* [Short exercise]
Tell how many lines in these records contain the string "name", with only the number as the reply.

* [Extracted material]
------------------------------

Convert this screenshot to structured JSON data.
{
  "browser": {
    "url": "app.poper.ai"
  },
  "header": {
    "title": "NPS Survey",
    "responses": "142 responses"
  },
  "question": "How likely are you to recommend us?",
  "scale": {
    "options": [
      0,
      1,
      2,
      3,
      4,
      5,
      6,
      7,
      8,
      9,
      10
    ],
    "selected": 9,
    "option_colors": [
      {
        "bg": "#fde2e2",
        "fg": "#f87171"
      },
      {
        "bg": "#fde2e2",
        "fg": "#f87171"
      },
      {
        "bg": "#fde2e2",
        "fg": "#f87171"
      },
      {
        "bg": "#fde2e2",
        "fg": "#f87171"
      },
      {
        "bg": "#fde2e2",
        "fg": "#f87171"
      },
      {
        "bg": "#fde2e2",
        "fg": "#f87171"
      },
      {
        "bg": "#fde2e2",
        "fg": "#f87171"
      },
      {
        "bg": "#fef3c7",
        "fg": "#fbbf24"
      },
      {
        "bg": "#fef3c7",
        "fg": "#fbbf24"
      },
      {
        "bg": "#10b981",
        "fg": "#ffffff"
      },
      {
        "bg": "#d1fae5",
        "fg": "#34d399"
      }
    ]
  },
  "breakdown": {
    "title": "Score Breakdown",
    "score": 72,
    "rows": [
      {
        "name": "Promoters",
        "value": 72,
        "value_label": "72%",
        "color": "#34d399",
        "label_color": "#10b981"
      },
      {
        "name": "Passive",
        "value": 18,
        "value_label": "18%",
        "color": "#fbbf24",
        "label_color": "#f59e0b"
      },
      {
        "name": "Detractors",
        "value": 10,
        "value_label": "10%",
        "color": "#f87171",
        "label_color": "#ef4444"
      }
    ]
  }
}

------------------------------

* [Written answer]
3